Rappeur, poète, écrivain, cinéaste, messager d’amour et de paix, Abdel Malik se veut, de surcroît, une passerelle qui relie des mondes parfois contigus mais ghettoïsés dans leurs peurs. En cela, il ressemble un peu à la Méditerranée et à ce festival dont il est l’invité d’honneur pour présenter son film “Qu’Allah bénisse la France” (France 2014). Rencontré à cette occasion, il nous dit son amour du verbe, sa fraternité pour Albert Camus, Jalel Eddine Rûmi, Virgile ou Baudelaire, sa propre conjugaison du verbe aimer… De Strasbourg à Gibraltar, de Paris à Tunis, un seul chemin, celui de la tolérance, un regard tendre, celui de l’œil du cœur qu’il pose sur la vie et les hommes. De son Islam, de sa République de valeurs universelles et de son attachement récent mais fort au festival «Manarat», il nous parle, presque en slamant, une poésie profonde et accessible, comme l’eau de roche. Moment de rare poésie. Entretien..
C’est votre première visite en Tunisie en tant que réalisateur, invité par «Manarat » , qui est également un tout jeune festival. Comment trouvez-vous ce festival qui vient de naître?

Enregistrements d'annotation de mise en page:
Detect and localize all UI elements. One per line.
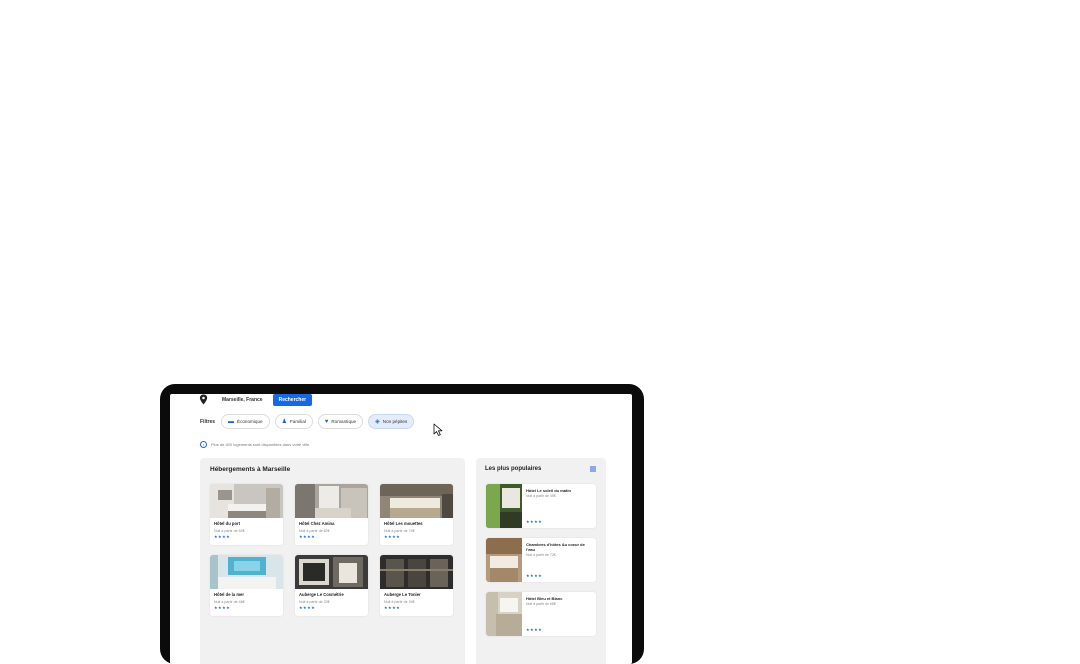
hotel-price: Nuit à partir de 48€ — [214, 600, 245, 604]
accommodations-panel: Hébergements à Marseille Hôtel du port N… — [200, 458, 465, 664]
star-rating: ★★★★ — [526, 519, 543, 524]
star-rating: ★★★★ — [299, 605, 316, 610]
chip-label: Familial — [289, 419, 306, 424]
list-icon[interactable] — [590, 466, 596, 472]
hotel-name: Hôtel de la mer — [214, 592, 245, 597]
hotel-card[interactable]: Hôtel de la mer Nuit à partir de 48€ ★★★… — [210, 555, 283, 616]
hotel-price: Nuit à partir de 62€ — [299, 529, 330, 533]
filter-chip-economique[interactable]: ▬ Économique — [221, 414, 270, 429]
popular-hotel-card[interactable]: Chambres d'hôtes Au coeur de l'eau Nuit … — [486, 538, 596, 582]
hotel-name: Auberge Le Tonier — [384, 592, 421, 597]
search-bar: Marseille, France Rechercher — [199, 394, 313, 406]
app-screen: Marseille, France Rechercher Filtres ▬ É… — [170, 394, 632, 664]
hotel-price: Nuit à partir de 54€ — [214, 529, 245, 533]
hotel-photo — [295, 484, 368, 518]
star-rating: ★★★★ — [214, 605, 231, 610]
popular-panel: Les plus populaires Hôtel Le soleil du m… — [476, 458, 606, 664]
location-pin-icon — [199, 394, 208, 405]
hotel-name: Chambres d'hôtes Au coeur de l'eau — [526, 542, 585, 552]
hotel-photo — [486, 538, 522, 582]
gem-icon: ◈ — [375, 418, 380, 425]
hotel-name: Hôtel Les mouettes — [384, 521, 423, 526]
hotel-name: Hôtel Bleu et Blanc — [526, 596, 563, 601]
info-text: Plus de 400 logements sont disponibles d… — [211, 442, 310, 447]
section-title: Les plus populaires — [485, 466, 542, 472]
star-rating: ★★★★ — [299, 534, 316, 539]
search-button[interactable]: Rechercher — [272, 394, 313, 406]
heart-icon: ♥ — [324, 418, 329, 425]
hotel-photo — [210, 484, 283, 518]
hotel-photo — [210, 555, 283, 589]
hotel-photo — [380, 555, 453, 589]
money-icon: ▬ — [228, 418, 235, 425]
hotel-photo — [486, 484, 522, 528]
hotel-name: Hôtel Chez Amina — [299, 521, 335, 526]
hotel-photo — [486, 592, 522, 636]
star-rating: ★★★★ — [526, 573, 543, 578]
info-banner: i Plus de 400 logements sont disponibles… — [200, 441, 309, 448]
hotel-card[interactable]: Auberge Le Cosmétrie Nuit à partir de 33… — [295, 555, 368, 616]
hotel-name: Hôtel Le soleil du matin — [526, 488, 571, 493]
hotel-price: Nuit à partir de 68€ — [526, 602, 556, 606]
hotel-card[interactable]: Auberge Le Tonier Nuit à partir de 39€ ★… — [380, 555, 453, 616]
hotel-photo — [295, 555, 368, 589]
section-title: Hébergements à Marseille — [210, 466, 291, 473]
chip-label: Économique — [237, 419, 263, 424]
filter-chip-familial[interactable]: ♟ Familial — [274, 414, 313, 429]
hotel-price: Nuit à partir de 33€ — [299, 600, 330, 604]
hotel-card[interactable]: Hôtel du port Nuit à partir de 54€ ★★★★ — [210, 484, 283, 545]
chip-label: Romantique — [331, 419, 357, 424]
star-rating: ★★★★ — [526, 627, 543, 632]
filter-chip-romantique[interactable]: ♥ Romantique — [317, 414, 364, 429]
hotel-price: Nuit à partir de 39€ — [384, 600, 415, 604]
mouse-pointer-icon — [433, 423, 443, 436]
hotel-card[interactable]: Hôtel Les mouettes Nuit à partir de 74€ … — [380, 484, 453, 545]
filter-chip-pepites[interactable]: ◈ Non pépites — [368, 414, 415, 429]
filters-label: Filtres — [200, 418, 216, 425]
filters-row: Filtres ▬ Économique ♟ Familial ♥ Romant… — [200, 414, 415, 429]
hotel-photo — [380, 484, 453, 518]
location-field[interactable]: Marseille, France — [222, 397, 263, 403]
hotel-price: Nuit à partir de 74€ — [384, 529, 415, 533]
popular-hotel-card[interactable]: Hôtel Bleu et Blanc Nuit à partir de 68€… — [486, 592, 596, 636]
laptop-frame: Marseille, France Rechercher Filtres ▬ É… — [160, 384, 644, 664]
star-rating: ★★★★ — [384, 605, 401, 610]
info-icon: i — [200, 441, 207, 448]
hotel-price: Nuit à partir de 45€ — [526, 494, 556, 498]
hotel-name: Auberge Le Cosmétrie — [299, 592, 344, 597]
hotel-price: Nuit à partir de 72€ — [526, 553, 556, 557]
person-icon: ♟ — [281, 418, 287, 425]
hotel-name: Hôtel du port — [214, 521, 241, 526]
star-rating: ★★★★ — [384, 534, 401, 539]
hotel-card[interactable]: Hôtel Chez Amina Nuit à partir de 62€ ★★… — [295, 484, 368, 545]
star-rating: ★★★★ — [214, 534, 231, 539]
chip-label: Non pépites — [382, 419, 408, 424]
popular-hotel-card[interactable]: Hôtel Le soleil du matin Nuit à partir d… — [486, 484, 596, 528]
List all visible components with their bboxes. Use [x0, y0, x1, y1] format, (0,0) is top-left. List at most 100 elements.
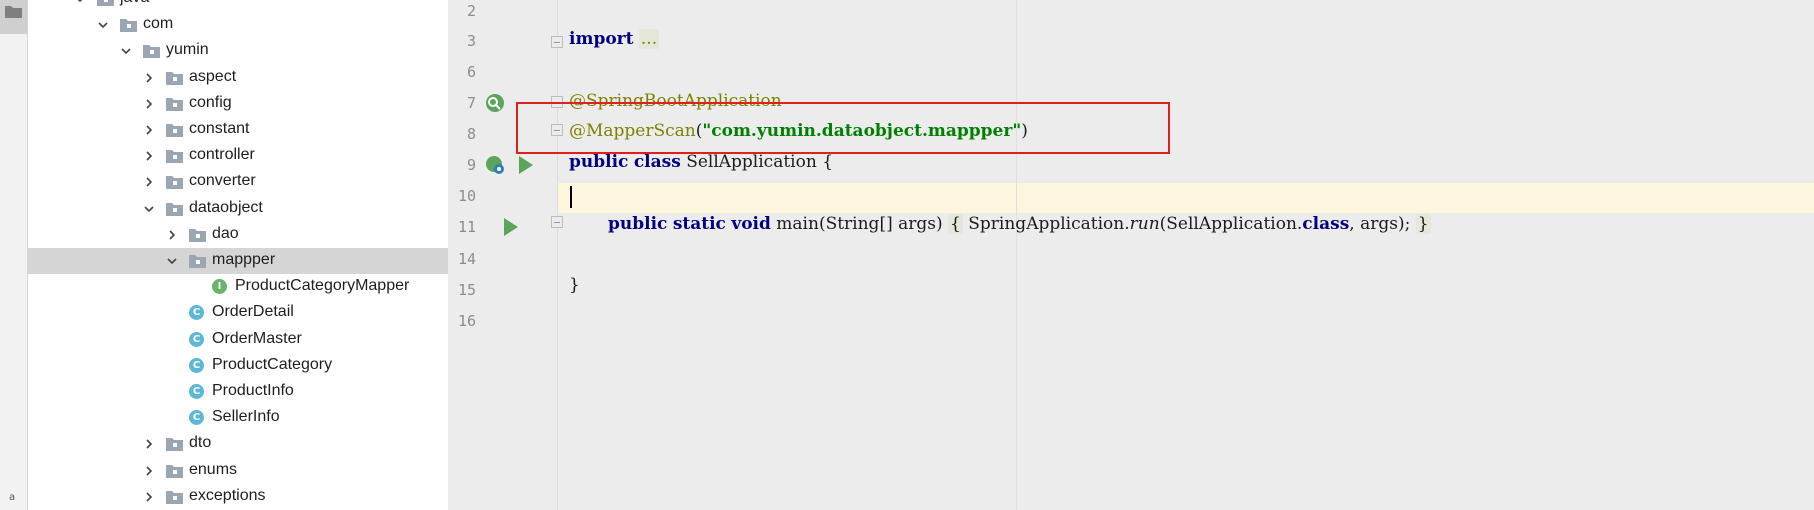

→ **Vos tâches**:
1. Recopiez, s'il vous plaît, le passage de l'entretien avec Abdel Malik qui va de « C’est votre première » jusqu'à « vient de naître? » inclus.
2. Poursuivez l'entretien avec Abdel Malik là où il s'arrête.

→ **Réponses par tâche**:
1.
C’est votre première visite en Tunisie en tant que réalisateur, invité par «Manarat » , qui est également un tout jeune festival. Comment trouvez-vous ce festival qui vient de naître?

2.
Il y a toujours une émotion dans ces premières fois et particulièrement pour cette deuxième édition de «Manarat». C’est comme assister à une naissance. C’est un festival important de mon point de vue car il présente nos histoires. Raconter sa propre histoire, c’est se réapproprier son destin. Ce festival est tunisien mais aussi africain, il raconte aussi sa propre vérité, différente de celles décrites par d’autres regards extérieurs. La Tunisie y raconte sa Méditerranée et son Afrique. Se raconter soi-même, dire sa propre vérité et prendre son destin en main, enfin, dans un monde où l’image est le lieu de l’influence et du récit. Elle et un langage qui peut connecter et déconnecter les êtres. Pour moi que ce festival se tienne en Afrique et en Tunisie est non seulement important mais vital. Je trouve que Dorra Bouchoucha a su mettre un tant soit peu de son âme et cette passion à rassembler les gens autour du cinéma, et c’est merveilleux pour moi d’être là dans un échange, sur les questions cruciales telles que l’Afrique comme identité, l’altérité, les migrations… Mais c’est aussi se rassembler autour du cinéma et de permettre le dialogue je trouve que c’est une des plus belles incarnations de la démocratie. Tant qu’il y a un dialogue, le danger est évitable ainsi que le cloisonnement et le repli qui créent les idées dangereuses.
C’est un festival méditerranéen et bien que vous ne soyez pas né, par hasard, dans ces lieux, la Méditerranée est très présente dans votre œuvre, de Gibraltar, à Marseille et Tunis..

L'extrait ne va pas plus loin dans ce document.